Passage given:
Shrinking a Kotlin binary by 99.2%
24 August 2020
We’ll get to the shrinking, but first let’s motivate the binary in question. Three years ago I wrote the “Surfacing Hidden Change to Pull Requests” post which covered pushing important stats and diffs into PRs as a comment. This avoids surprises with changes that affect binary size, manifests, and dependency trees.
Showing dependency trees used Gradle’s dependencies
task and diff -U 0
to display changes from the previous commit. The example in that post bumped the Kotlin version from 1.1-M03 to 1.1-M04 producing the following diff:
@@ -125,2 +125,3 @@
-| \--- org.jetbrains.kotlin:kotlin-stdlib:1.0.4 -> 1.1-M03
-| \--- org.jetbrains.kotlin:kotlin-runtime:1.1-M03
+| \--- org.jetbrains.kotlin:kotlin-stdlib:1.0.4 -> 1.1-M04
+| \--- org.jetbrains.kotlin:kotlin-runtime:1.1-M04
+| \--- org.jetbrains:annotations:13.0
@@ -145,2 +146 @@
-+--- org.jetbrains.kotlin:kotlin-stdlib:1.1-M03
-+--- org.jetbrains.kotlin:kotlin-runtime:1.1-M03
++--- org.jetbrains.kotlin:kotlin-stdlib:1.1-M04
Aside from seeing the version bump reflected, there’s two extra facts here we can deduce about the change:
- The
kotlin-runtime
dependency gained a dependency on Jetbrains’annotations
artifact as seen in the first section of the diff. - A direct dependency on
kotlin-runtime
was removed as seen in the second section of the diff. This is fine, as the first section already tells us thatkotlin-runtime
is a dependency ofkotlin-stdlib
.
These two facts are shown in the displayed diff, but there’s a subtle third fact which is only implied. Because the first section is indented, we know that one of our direct dependencies has a transitive dependency on kotlin-stdlib
. Unfortunately we have no idea which dependency is affected.

Data shown:
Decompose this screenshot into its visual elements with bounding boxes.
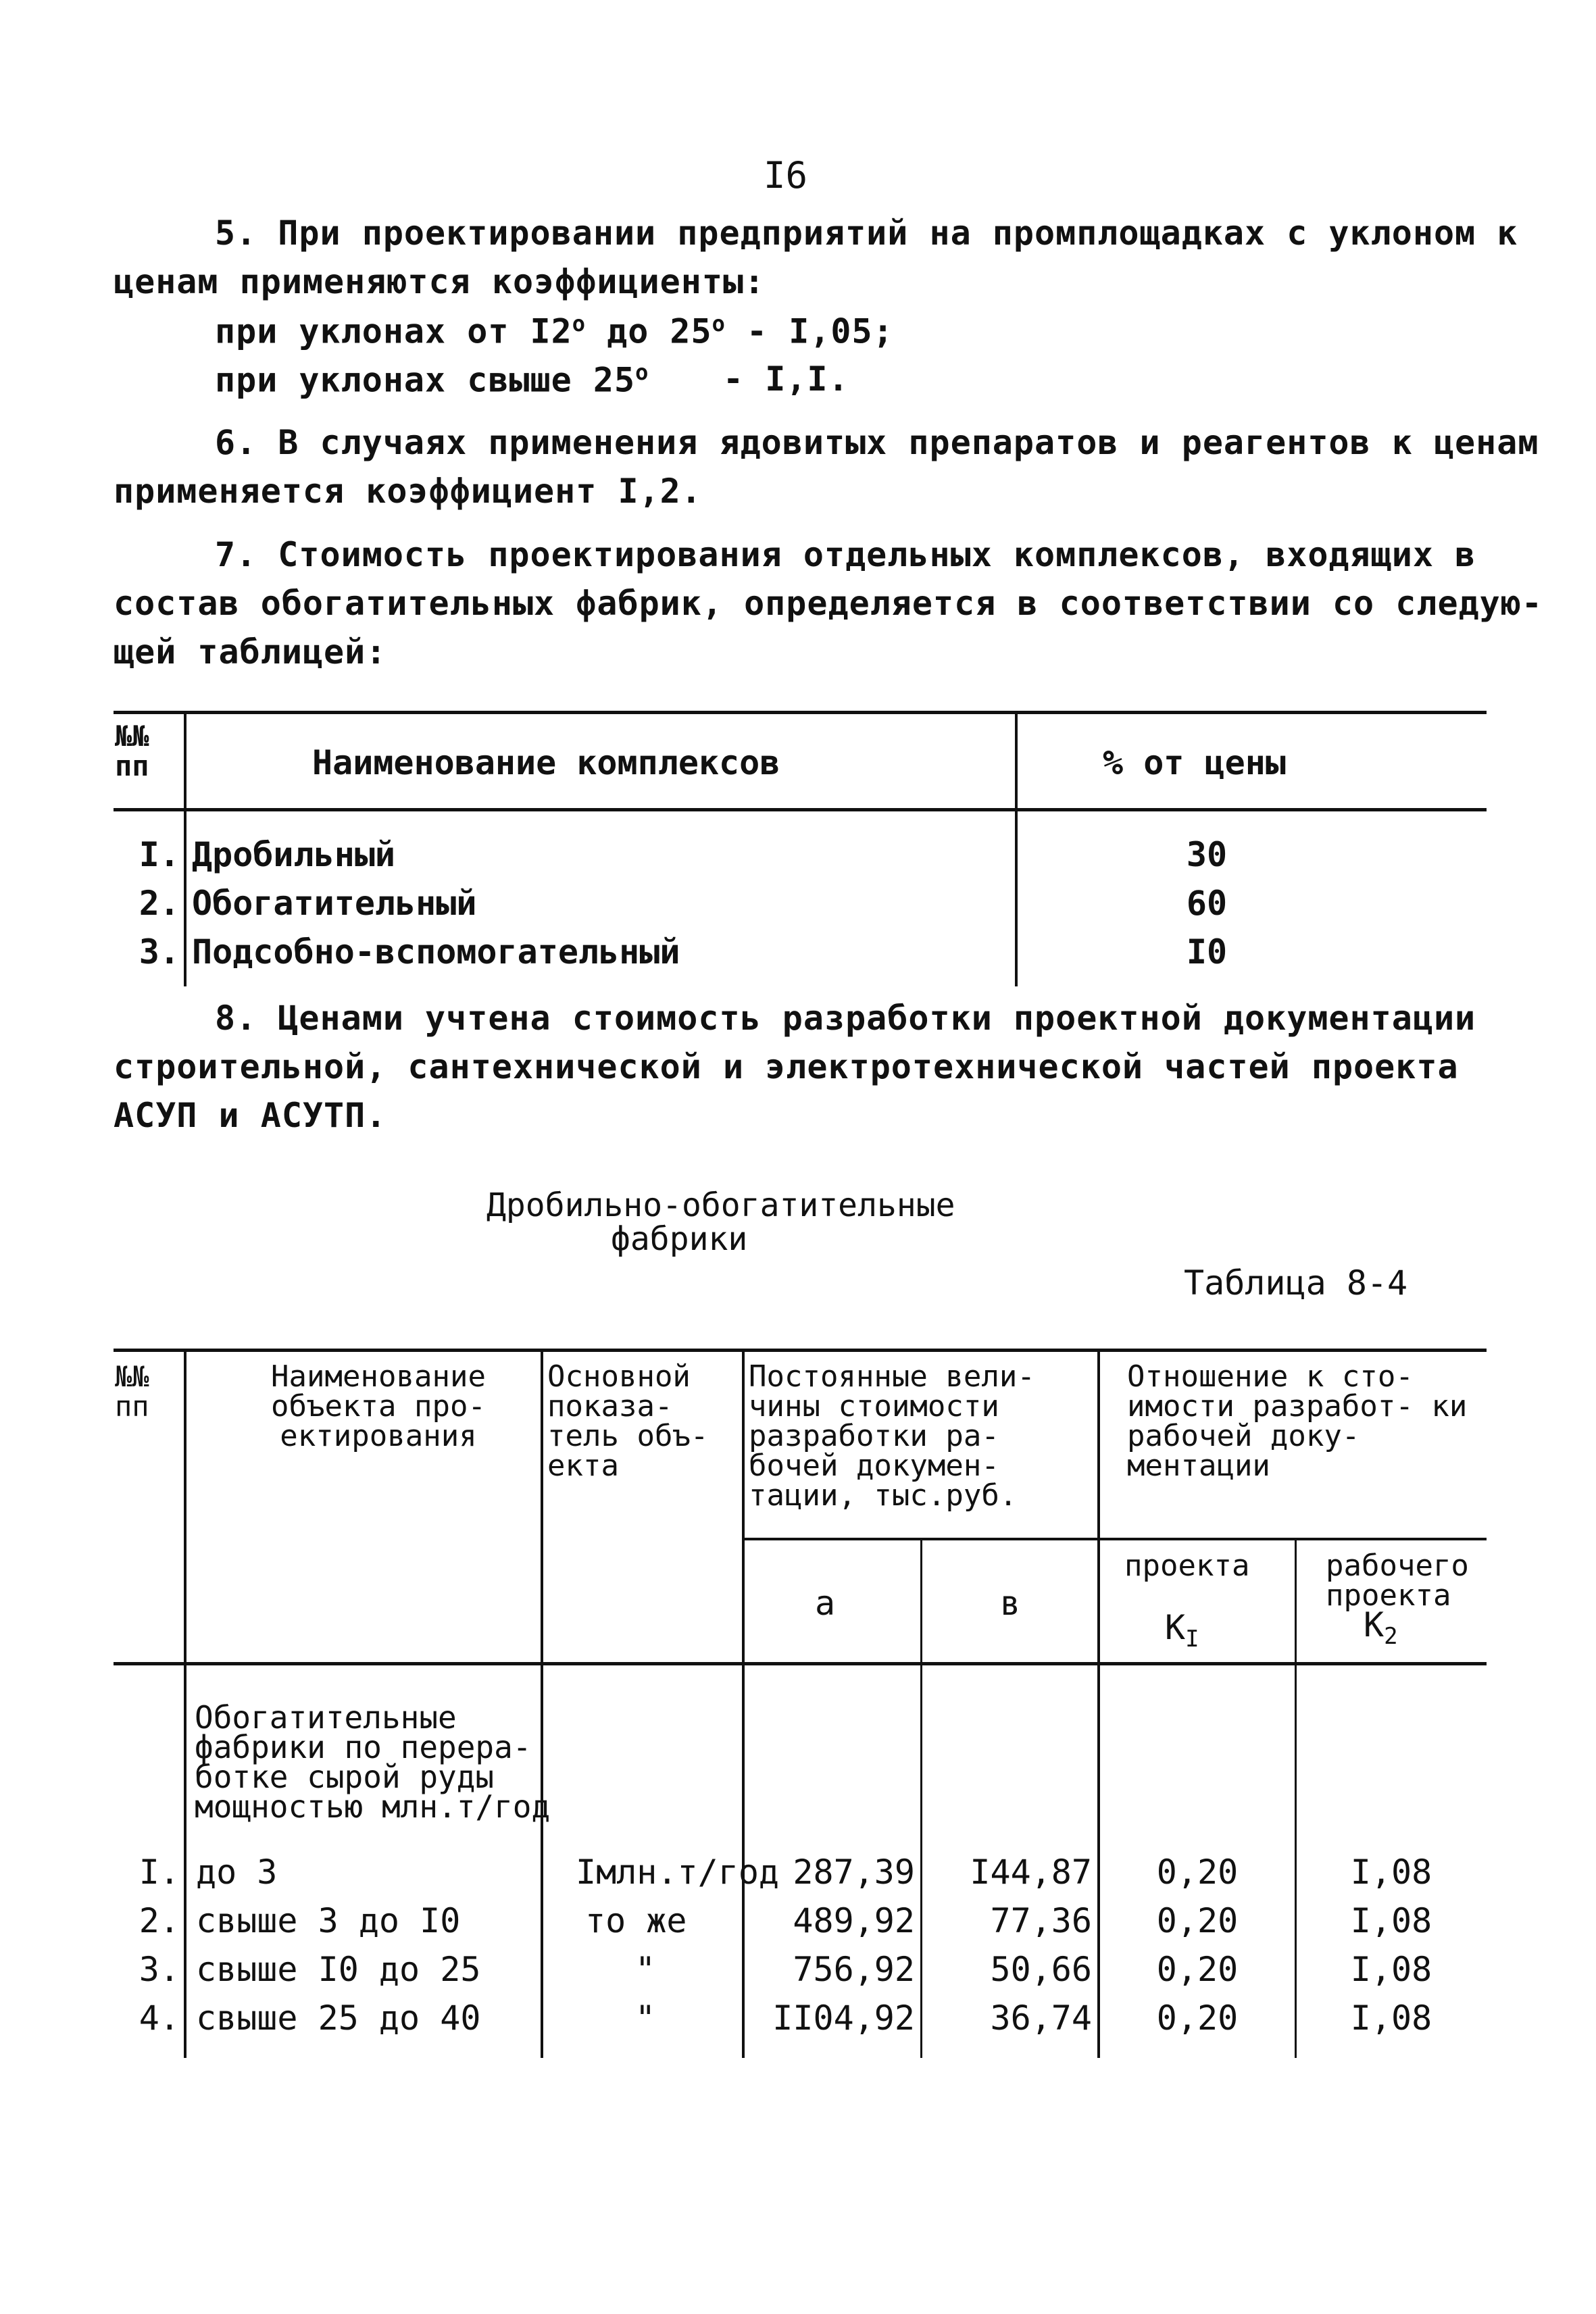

Goals:
• a. Summarize the Kotlin binary post in three sentences.
• b. In the Kotlin binary post, rewrite the stretch from "These two facts" through "dependency is affected.", changing "subtle" to "hidden".

Solutions to the exercise:
• a. Three years earlier, the writer published a post on pushing important stats and diffs into pull requests as comments, which avoids surprises from changes affecting binary size, manifests, and dependency trees. Dependency trees were shown with Gradle's dependencies task and diff -U 0, and the example bumped Kotlin from 1.1-M03 to 1.1-M04. The diff shows that kotlin-runtime gained a dependency on the JetBrains annotations artifact and that a direct dependency on kotlin-runtime was removed, and its indentation implies that some direct dependency has a transitive dependency on kotlin-stdlib without showing which one.

• b.
These two facts are shown in the displayed diff, but there’s a hidden third fact which is only implied. Because the first section is indented, we know that one of our direct dependencies has a transitive dependency on kotlin-stdlib
. Unfortunately we have no idea which dependency is affected.